■ **GIVEN TASK**
How many lines of these entries hold the string "this"? Answer with the number alone.

#### DATA EXCERPTS ####

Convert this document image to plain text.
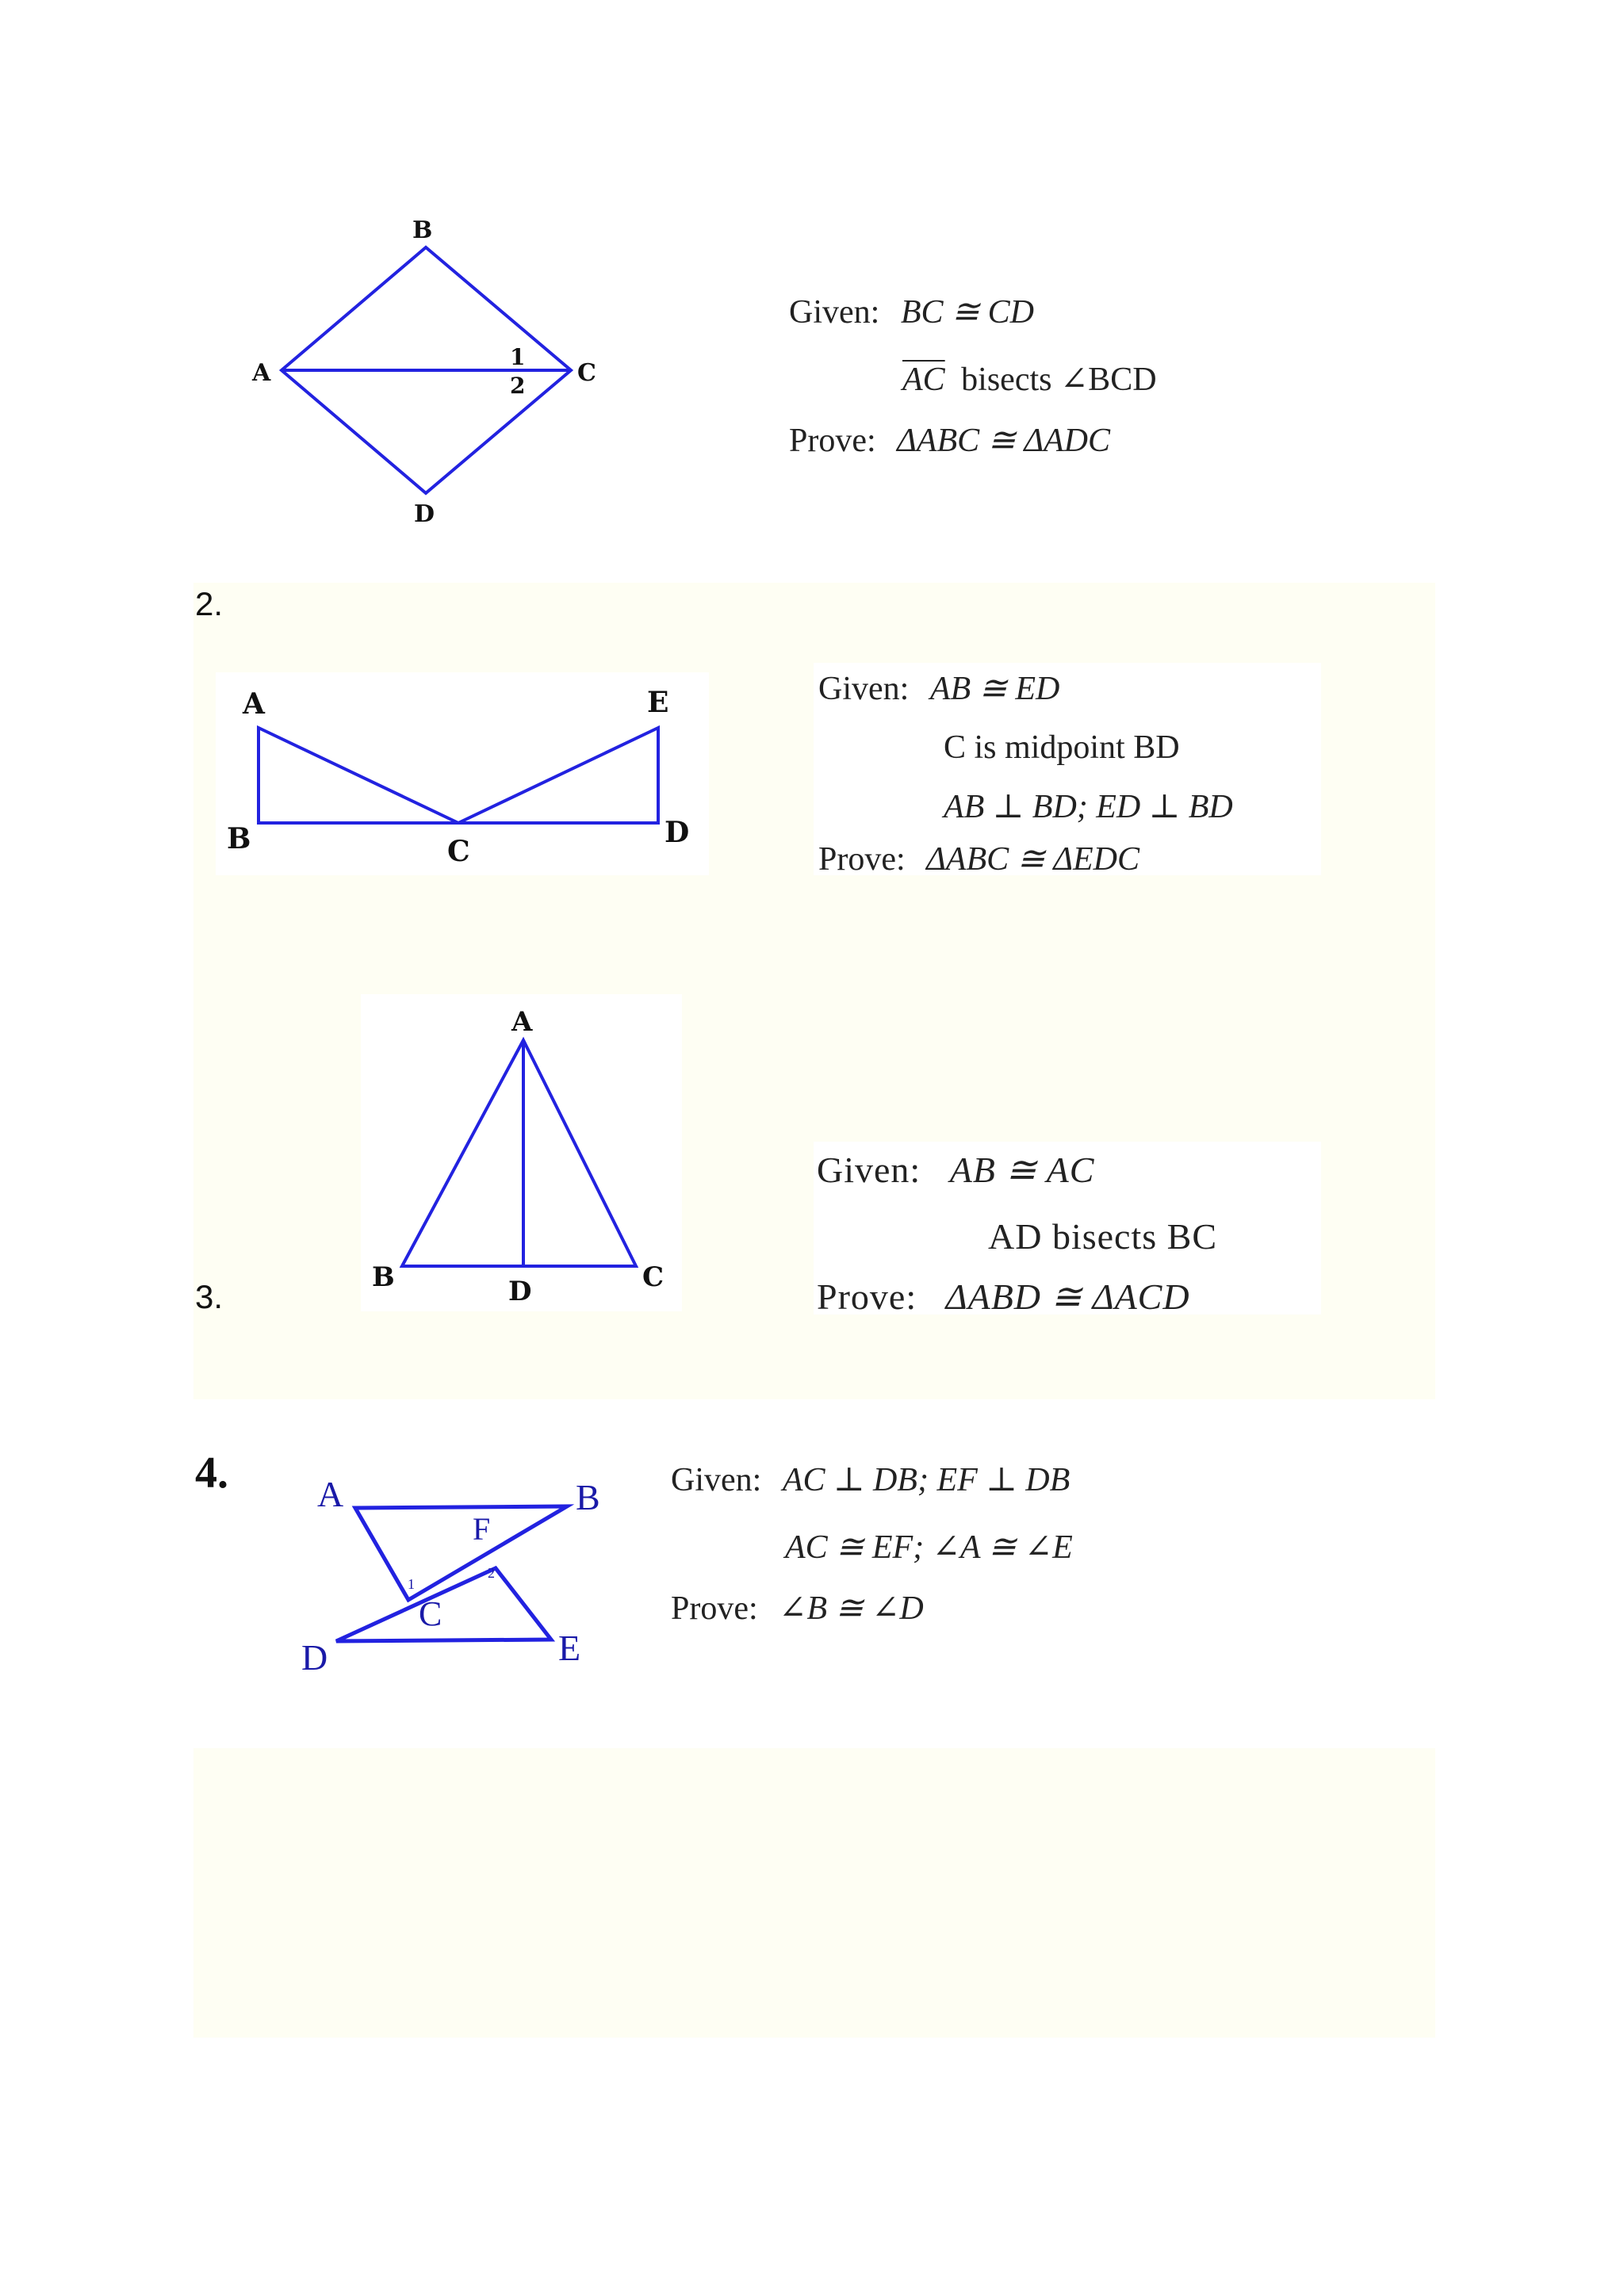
B
A	C
D
1
2
Given: BC ≅ CD
$\overline{AC}$ bisects ∠BCD
Prove: ΔABC ≅ ΔADC
2.
A
B	C
D
E	Given: AB ≅ ED
C is midpoint BD
AB ⊥ BD; ED ⊥ BD
Prove: ΔABC ≅ ΔEDC
3.
A
B	C
D
Given: AB ≅ AC
AD bisects BC
Prove: ΔABD ≅ ΔACD
4. A	B
C
D	E
F
1
2
Given: AC ⊥ DB; EF ⊥ DB
AC ≅ EF; ∠A ≅ ∠E
Prove: ∠B ≅ ∠D
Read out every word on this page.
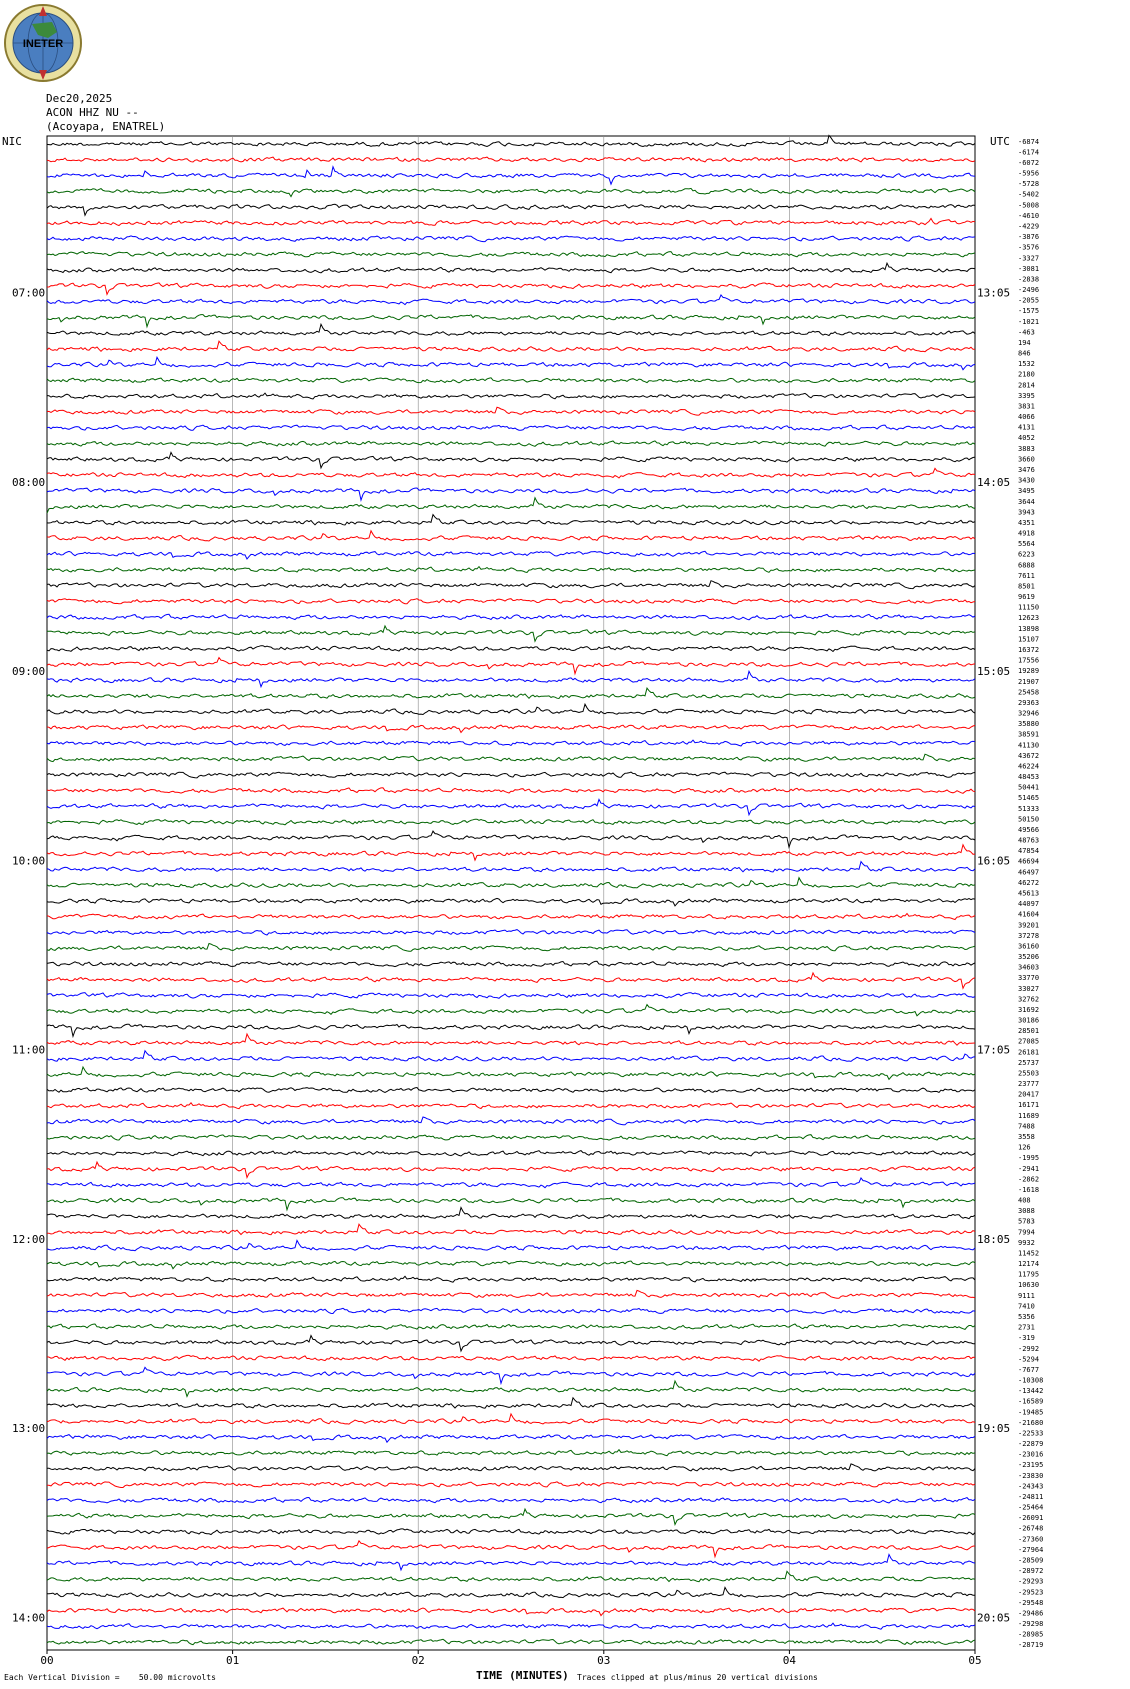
INETER
Dec20,2025
ACON HHZ NU --
(Acoyapa, ENATREL)
NIC	UTC -6874
-6174
-6072
-5956
-5728
-5402
-5008
-4610
-4229
-3876
-3576
-3327
-3081
-2838
-2496
-2055
-1575
-1021
-463
194
846
1532
2180
2814
3395
3831
4066
4131
4052
3883
3660
3476
3430
3495
3644
3943
4351
4918
5564
6223
6888
7611
8501
9619
11150
12623
13898
15107
16372
17556
19289
21907
25458
29363
32946
35880
38591
41130
43672
46224
48453
50441
51465
51333
50150
49566
48763
47854
46694
46497
46272
45613
44097
41604
39201
37278
36160
35206
34603
33770
33027
32762
31692
30186
28501
27085
26181
25737
25503
23777
20417
16171
11689
7488
3558
126
-1995
-2941
-2862
-1618
408
3088
5783
7994
9932
11452
12174
11795
10630
9111
7410
5356
2731
-319
-2992
-5294
-7677
-10308
-13442
-16589
-19485
-21680
-22533
-22879
-23016
-23195
-23830
-24343
-24811
-25464
-26091
-26748
-27360
-27964
-28509
-28972
-29293
-29523
-29548
-29486
-29298
-28985
-28719
07:00
08:00
09:00
10:00
11:00
12:00
13:00
14:00
13:05
14:05
15:05
16:05
17:05
18:05
19:05
20:05
00	01	02	03	04	05
Each Vertical Division =    50.00 microvolts	TIME (MINUTES) Traces clipped at plus/minus 20 vertical divisions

####

■ **THE REPLY**
2